_Task directions_
From the entries below, gather each line containing the word "исключить".

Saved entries
★ ★ ★ ★ ★
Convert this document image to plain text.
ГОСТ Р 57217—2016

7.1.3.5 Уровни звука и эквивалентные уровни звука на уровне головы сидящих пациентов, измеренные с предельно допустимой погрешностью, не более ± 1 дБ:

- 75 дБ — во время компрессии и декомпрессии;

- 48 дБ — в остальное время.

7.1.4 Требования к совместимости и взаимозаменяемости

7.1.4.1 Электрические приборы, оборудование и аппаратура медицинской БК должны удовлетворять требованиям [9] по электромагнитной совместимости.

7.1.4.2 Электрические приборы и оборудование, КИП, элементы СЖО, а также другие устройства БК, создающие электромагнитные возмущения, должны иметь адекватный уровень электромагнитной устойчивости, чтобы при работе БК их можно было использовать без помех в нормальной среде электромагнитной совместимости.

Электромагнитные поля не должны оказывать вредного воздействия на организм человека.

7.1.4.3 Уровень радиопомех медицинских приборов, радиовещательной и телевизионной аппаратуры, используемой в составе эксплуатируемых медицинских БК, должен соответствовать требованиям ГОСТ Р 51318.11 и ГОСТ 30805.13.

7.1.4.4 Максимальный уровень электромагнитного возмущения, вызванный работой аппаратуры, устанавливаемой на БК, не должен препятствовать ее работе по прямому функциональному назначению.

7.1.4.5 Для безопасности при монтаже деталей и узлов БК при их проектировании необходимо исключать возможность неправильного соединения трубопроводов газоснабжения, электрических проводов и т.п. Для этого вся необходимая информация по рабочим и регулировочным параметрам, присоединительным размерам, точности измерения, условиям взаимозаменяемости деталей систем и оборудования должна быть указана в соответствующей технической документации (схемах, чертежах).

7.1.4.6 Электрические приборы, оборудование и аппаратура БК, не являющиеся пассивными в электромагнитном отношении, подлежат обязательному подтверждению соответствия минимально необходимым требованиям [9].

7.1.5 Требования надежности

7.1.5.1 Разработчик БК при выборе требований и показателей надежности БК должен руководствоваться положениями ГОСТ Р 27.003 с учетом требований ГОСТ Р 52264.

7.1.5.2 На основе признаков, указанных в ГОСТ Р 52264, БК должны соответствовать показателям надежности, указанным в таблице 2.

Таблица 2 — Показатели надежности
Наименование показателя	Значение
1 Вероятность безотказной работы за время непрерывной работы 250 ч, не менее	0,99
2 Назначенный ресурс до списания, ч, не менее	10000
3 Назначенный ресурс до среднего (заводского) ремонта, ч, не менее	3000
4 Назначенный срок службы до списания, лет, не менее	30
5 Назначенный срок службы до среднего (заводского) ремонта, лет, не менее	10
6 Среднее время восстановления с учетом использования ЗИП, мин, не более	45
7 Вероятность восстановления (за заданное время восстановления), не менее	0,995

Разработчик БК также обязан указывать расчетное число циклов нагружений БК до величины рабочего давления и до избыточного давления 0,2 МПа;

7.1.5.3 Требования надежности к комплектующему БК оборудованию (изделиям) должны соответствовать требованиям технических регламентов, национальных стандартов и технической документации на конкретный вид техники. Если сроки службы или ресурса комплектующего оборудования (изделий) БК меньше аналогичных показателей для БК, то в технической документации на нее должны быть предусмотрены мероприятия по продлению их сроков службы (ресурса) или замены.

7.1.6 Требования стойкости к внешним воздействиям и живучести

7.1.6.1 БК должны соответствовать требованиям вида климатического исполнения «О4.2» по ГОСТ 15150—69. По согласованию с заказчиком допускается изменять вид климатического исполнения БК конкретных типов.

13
★ ★ ★ ★ ★
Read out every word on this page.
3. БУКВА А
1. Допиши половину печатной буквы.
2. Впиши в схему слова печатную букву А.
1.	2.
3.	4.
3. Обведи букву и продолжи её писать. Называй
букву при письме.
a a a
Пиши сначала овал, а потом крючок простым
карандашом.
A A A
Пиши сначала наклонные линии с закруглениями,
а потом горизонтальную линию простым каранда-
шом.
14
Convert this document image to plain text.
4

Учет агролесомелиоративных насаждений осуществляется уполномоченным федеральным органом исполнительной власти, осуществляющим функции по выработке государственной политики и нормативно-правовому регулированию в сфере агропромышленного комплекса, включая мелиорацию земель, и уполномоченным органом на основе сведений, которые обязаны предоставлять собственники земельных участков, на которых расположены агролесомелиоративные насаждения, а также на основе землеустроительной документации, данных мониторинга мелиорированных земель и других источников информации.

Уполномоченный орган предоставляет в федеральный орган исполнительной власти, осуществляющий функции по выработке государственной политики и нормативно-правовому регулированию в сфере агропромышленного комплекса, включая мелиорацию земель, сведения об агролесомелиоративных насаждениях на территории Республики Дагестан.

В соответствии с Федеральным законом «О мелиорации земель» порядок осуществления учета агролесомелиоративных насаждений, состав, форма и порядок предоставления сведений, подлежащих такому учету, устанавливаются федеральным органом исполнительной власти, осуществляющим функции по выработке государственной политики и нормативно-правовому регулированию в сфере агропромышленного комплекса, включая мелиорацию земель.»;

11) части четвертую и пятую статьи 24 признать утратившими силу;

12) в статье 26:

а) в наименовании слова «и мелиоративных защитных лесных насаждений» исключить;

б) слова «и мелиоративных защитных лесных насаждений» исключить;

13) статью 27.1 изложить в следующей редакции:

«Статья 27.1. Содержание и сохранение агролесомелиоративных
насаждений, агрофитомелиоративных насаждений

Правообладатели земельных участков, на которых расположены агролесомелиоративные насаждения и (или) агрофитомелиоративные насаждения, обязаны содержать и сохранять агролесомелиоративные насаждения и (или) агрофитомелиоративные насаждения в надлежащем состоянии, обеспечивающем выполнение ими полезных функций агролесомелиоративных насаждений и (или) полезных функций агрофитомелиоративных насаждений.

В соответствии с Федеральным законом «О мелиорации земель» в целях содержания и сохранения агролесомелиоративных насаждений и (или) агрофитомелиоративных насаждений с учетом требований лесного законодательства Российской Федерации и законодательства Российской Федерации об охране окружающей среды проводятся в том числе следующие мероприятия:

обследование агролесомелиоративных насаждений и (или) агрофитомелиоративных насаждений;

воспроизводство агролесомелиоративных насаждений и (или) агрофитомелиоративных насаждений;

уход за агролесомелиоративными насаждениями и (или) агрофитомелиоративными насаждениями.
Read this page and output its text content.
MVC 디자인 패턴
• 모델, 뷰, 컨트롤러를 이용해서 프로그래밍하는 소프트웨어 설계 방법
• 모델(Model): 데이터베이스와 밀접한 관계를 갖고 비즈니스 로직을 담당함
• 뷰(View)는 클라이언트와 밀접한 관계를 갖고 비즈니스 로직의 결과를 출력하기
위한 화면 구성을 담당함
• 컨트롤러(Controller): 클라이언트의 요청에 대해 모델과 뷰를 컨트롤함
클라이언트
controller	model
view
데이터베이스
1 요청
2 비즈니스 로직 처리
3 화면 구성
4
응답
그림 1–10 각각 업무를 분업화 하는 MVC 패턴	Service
★ ★ ★ ★ ★
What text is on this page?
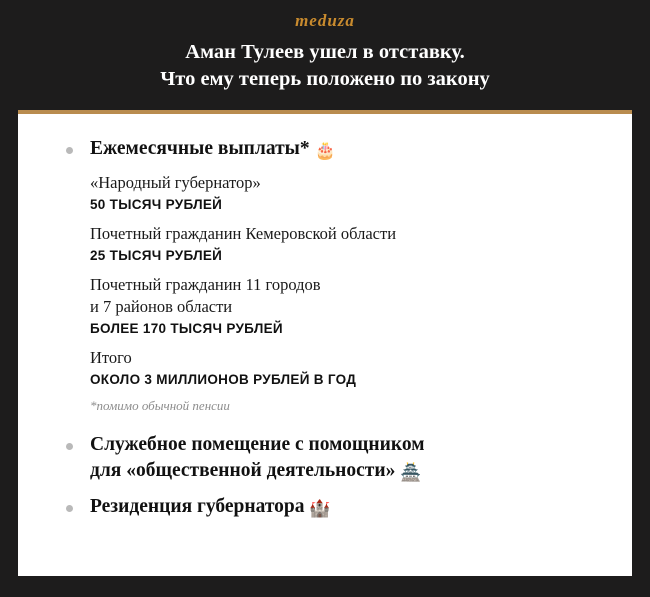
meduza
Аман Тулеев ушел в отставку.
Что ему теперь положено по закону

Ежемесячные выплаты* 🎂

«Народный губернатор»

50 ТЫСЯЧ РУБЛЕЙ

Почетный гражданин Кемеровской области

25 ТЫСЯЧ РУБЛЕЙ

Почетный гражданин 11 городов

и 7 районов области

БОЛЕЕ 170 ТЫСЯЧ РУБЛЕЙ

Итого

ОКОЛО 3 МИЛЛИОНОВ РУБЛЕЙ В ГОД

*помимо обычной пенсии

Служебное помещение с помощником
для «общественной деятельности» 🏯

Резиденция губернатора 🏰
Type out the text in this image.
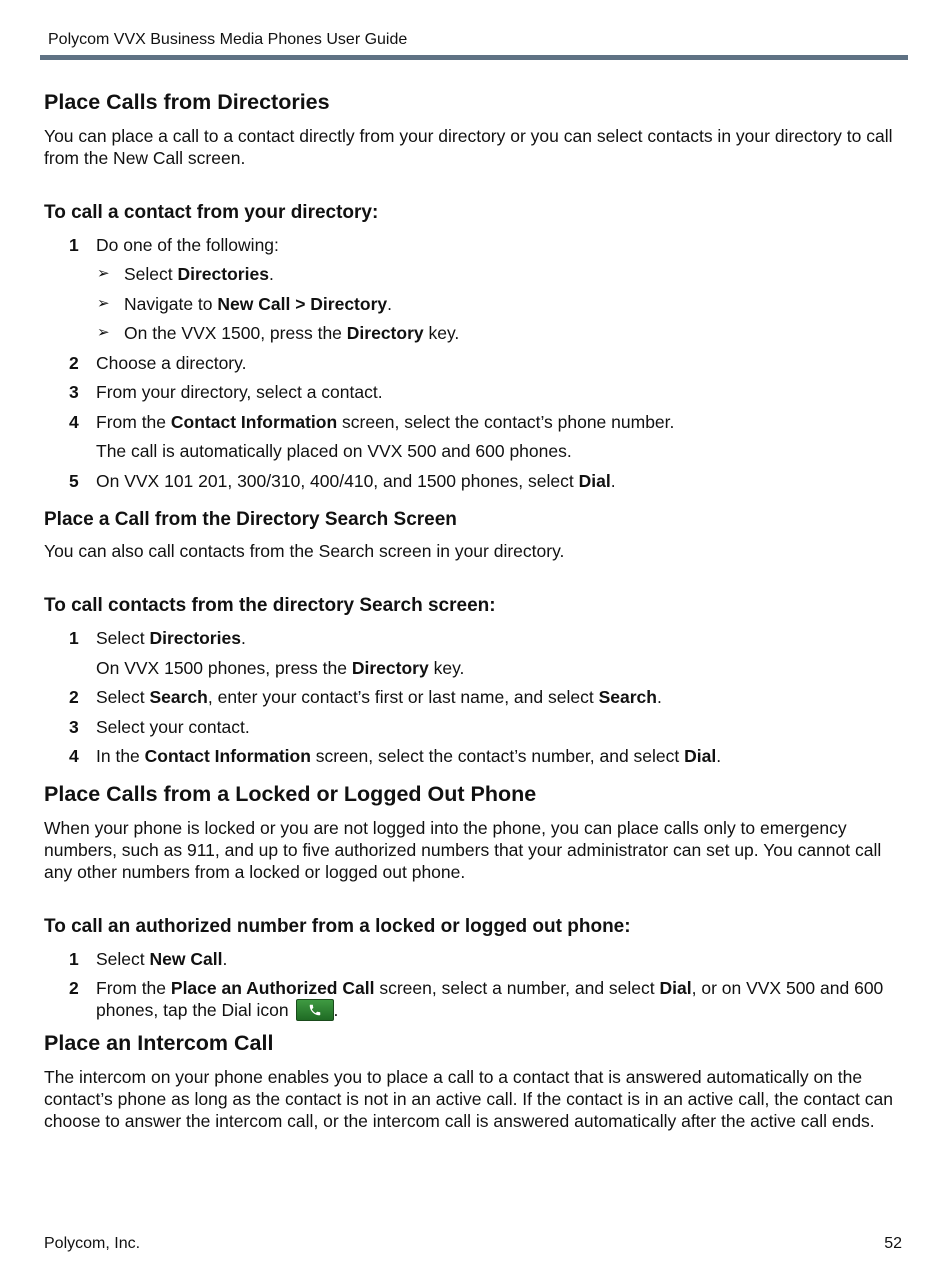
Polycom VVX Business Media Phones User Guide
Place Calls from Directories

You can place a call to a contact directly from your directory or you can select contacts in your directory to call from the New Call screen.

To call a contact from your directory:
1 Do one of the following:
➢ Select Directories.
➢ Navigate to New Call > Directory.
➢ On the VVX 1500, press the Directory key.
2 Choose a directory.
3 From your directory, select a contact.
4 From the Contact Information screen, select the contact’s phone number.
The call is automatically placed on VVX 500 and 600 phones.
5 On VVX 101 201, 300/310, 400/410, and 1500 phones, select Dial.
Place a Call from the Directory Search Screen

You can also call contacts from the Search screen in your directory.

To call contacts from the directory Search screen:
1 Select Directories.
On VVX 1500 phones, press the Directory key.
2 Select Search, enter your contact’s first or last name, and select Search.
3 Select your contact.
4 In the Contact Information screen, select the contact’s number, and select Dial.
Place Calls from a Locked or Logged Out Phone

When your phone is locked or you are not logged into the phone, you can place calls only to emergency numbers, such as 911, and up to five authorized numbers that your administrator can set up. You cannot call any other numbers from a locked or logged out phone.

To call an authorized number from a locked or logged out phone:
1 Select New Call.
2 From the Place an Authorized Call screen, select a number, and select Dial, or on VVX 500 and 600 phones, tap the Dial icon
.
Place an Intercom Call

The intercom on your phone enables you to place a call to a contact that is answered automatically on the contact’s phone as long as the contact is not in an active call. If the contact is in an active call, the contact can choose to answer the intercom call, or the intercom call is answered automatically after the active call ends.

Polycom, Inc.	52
★ ★ ★ ★ ★
_Correct output_
а) в наименовании слова «и мелиоративных защитных лесных насаждений» исключить;
б) слова «и мелиоративных защитных лесных насаждений» исключить;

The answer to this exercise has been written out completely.